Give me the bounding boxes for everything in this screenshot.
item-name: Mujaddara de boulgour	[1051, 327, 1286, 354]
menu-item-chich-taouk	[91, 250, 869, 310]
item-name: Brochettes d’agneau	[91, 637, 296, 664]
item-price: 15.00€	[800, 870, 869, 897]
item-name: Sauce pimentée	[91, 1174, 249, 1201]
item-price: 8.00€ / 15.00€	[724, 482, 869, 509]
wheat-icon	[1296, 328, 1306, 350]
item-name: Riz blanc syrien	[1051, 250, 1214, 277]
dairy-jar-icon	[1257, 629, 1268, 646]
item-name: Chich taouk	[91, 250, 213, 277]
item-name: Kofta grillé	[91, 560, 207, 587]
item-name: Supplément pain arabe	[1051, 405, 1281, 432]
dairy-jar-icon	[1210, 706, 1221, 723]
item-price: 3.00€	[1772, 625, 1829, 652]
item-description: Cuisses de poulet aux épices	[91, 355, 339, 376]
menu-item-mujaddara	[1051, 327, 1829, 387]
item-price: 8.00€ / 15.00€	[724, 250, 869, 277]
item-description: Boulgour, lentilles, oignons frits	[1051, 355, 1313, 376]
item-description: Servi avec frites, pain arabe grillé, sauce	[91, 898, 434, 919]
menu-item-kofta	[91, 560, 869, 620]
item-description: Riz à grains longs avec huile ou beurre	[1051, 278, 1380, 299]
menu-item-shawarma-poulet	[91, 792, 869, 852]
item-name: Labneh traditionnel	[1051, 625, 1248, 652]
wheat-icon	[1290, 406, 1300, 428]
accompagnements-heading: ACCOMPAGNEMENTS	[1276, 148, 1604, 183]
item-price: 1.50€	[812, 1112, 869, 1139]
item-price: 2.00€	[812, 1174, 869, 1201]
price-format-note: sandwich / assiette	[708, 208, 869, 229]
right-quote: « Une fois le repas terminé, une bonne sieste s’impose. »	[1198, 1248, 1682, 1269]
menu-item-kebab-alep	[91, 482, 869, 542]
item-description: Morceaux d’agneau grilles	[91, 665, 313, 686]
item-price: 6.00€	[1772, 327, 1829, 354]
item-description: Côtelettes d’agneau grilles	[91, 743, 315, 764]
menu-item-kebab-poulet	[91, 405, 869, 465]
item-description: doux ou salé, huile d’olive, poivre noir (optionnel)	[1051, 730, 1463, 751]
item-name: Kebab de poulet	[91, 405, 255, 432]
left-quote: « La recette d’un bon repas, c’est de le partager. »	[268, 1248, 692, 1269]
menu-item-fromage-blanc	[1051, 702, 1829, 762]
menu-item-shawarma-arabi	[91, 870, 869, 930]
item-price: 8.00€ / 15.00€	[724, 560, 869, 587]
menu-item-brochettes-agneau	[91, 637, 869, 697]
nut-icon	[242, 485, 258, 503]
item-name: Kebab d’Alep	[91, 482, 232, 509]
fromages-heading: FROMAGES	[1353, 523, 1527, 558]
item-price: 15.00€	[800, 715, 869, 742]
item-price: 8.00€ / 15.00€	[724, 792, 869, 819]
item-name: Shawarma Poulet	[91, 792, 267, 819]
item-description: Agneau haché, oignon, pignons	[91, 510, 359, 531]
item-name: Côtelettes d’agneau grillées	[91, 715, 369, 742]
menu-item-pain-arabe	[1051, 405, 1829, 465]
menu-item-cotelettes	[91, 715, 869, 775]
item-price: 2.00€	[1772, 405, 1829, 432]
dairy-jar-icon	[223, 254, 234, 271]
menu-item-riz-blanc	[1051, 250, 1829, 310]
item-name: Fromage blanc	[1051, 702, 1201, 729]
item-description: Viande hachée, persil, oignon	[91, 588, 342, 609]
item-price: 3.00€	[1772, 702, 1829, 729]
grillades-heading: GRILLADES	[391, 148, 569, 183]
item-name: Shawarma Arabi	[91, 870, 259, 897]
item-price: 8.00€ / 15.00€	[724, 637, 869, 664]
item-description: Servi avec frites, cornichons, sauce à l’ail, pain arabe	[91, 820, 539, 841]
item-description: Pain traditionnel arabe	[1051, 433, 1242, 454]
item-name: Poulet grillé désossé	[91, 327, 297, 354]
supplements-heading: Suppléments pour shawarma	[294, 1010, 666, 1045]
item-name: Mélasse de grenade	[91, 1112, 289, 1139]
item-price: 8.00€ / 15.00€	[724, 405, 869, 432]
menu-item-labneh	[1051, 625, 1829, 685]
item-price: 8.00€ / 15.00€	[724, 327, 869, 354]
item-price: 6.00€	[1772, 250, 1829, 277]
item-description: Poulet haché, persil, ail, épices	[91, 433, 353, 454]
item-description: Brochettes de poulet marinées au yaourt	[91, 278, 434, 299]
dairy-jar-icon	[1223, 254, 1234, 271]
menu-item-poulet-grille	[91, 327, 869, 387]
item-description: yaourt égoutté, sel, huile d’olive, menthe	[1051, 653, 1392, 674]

▬▬▬▬▬▬▬▬▬▬

Reproduisez à l'identique chaque ligne des enregistrements, de la première à la dernière.

Give me the bounding boxes for everything in this screenshot.
item-name: Mujaddara de boulgour	[1051, 327, 1286, 354]
menu-item-chich-taouk	[91, 250, 869, 310]
item-name: Brochettes d’agneau	[91, 637, 296, 664]
item-price: 15.00€	[800, 870, 869, 897]
item-name: Sauce pimentée	[91, 1174, 249, 1201]
item-price: 8.00€ / 15.00€	[724, 482, 869, 509]
wheat-icon	[1296, 328, 1306, 350]
item-name: Riz blanc syrien	[1051, 250, 1214, 277]
dairy-jar-icon	[1257, 629, 1268, 646]
item-name: Chich taouk	[91, 250, 213, 277]
item-name: Kofta grillé	[91, 560, 207, 587]
item-name: Supplément pain arabe	[1051, 405, 1281, 432]
dairy-jar-icon	[1210, 706, 1221, 723]
item-price: 3.00€	[1772, 625, 1829, 652]
item-description: Cuisses de poulet aux épices	[91, 355, 339, 376]
menu-item-mujaddara	[1051, 327, 1829, 387]
item-price: 8.00€ / 15.00€	[724, 250, 869, 277]
item-description: Boulgour, lentilles, oignons frits	[1051, 355, 1313, 376]
item-description: Servi avec frites, pain arabe grillé, sauce	[91, 898, 434, 919]
menu-item-kofta	[91, 560, 869, 620]
item-description: Riz à grains longs avec huile ou beurre	[1051, 278, 1380, 299]
menu-item-shawarma-poulet	[91, 792, 869, 852]
item-name: Labneh traditionnel	[1051, 625, 1248, 652]
wheat-icon	[1290, 406, 1300, 428]
accompagnements-heading: ACCOMPAGNEMENTS	[1276, 148, 1604, 183]
item-price: 1.50€	[812, 1112, 869, 1139]
item-price: 2.00€	[812, 1174, 869, 1201]
price-format-note: sandwich / assiette	[708, 208, 869, 229]
right-quote: « Une fois le repas terminé, une bonne sieste s’impose. »	[1198, 1248, 1682, 1269]
menu-item-kebab-alep	[91, 482, 869, 542]
item-description: Morceaux d’agneau grilles	[91, 665, 313, 686]
item-price: 6.00€	[1772, 327, 1829, 354]
item-description: Côtelettes d’agneau grilles	[91, 743, 315, 764]
menu-item-kebab-poulet	[91, 405, 869, 465]
item-description: doux ou salé, huile d’olive, poivre noir (optionnel)	[1051, 730, 1463, 751]
item-name: Kebab de poulet	[91, 405, 255, 432]
left-quote: « La recette d’un bon repas, c’est de le partager. »	[268, 1248, 692, 1269]
menu-item-fromage-blanc	[1051, 702, 1829, 762]
menu-item-shawarma-arabi	[91, 870, 869, 930]
item-price: 8.00€ / 15.00€	[724, 560, 869, 587]
menu-item-brochettes-agneau	[91, 637, 869, 697]
nut-icon	[242, 485, 258, 503]
item-name: Kebab d’Alep	[91, 482, 232, 509]
fromages-heading: FROMAGES	[1353, 523, 1527, 558]
item-price: 15.00€	[800, 715, 869, 742]
item-price: 8.00€ / 15.00€	[724, 792, 869, 819]
item-name: Shawarma Poulet	[91, 792, 267, 819]
item-description: Agneau haché, oignon, pignons	[91, 510, 359, 531]
item-name: Côtelettes d’agneau grillées	[91, 715, 369, 742]
menu-item-pain-arabe	[1051, 405, 1829, 465]
menu-item-cotelettes	[91, 715, 869, 775]
item-price: 2.00€	[1772, 405, 1829, 432]
dairy-jar-icon	[223, 254, 234, 271]
menu-item-riz-blanc	[1051, 250, 1829, 310]
item-name: Fromage blanc	[1051, 702, 1201, 729]
item-description: Viande hachée, persil, oignon	[91, 588, 342, 609]
item-price: 3.00€	[1772, 702, 1829, 729]
grillades-heading: GRILLADES	[391, 148, 569, 183]
item-name: Shawarma Arabi	[91, 870, 259, 897]
item-price: 8.00€ / 15.00€	[724, 637, 869, 664]
item-description: Servi avec frites, cornichons, sauce à l’ail, pain arabe	[91, 820, 539, 841]
item-description: Pain traditionnel arabe	[1051, 433, 1242, 454]
item-name: Poulet grillé désossé	[91, 327, 297, 354]
supplements-heading: Suppléments pour shawarma	[294, 1010, 666, 1045]
item-name: Mélasse de grenade	[91, 1112, 289, 1139]
item-price: 8.00€ / 15.00€	[724, 405, 869, 432]
menu-item-labneh	[1051, 625, 1829, 685]
item-price: 8.00€ / 15.00€	[724, 327, 869, 354]
item-price: 6.00€	[1772, 250, 1829, 277]
item-description: Poulet haché, persil, ail, épices	[91, 433, 353, 454]
item-description: Brochettes de poulet marinées au yaourt	[91, 278, 434, 299]
dairy-jar-icon	[1223, 254, 1234, 271]
menu-item-poulet-grille	[91, 327, 869, 387]
item-description: yaourt égoutté, sel, huile d’olive, menthe	[1051, 653, 1392, 674]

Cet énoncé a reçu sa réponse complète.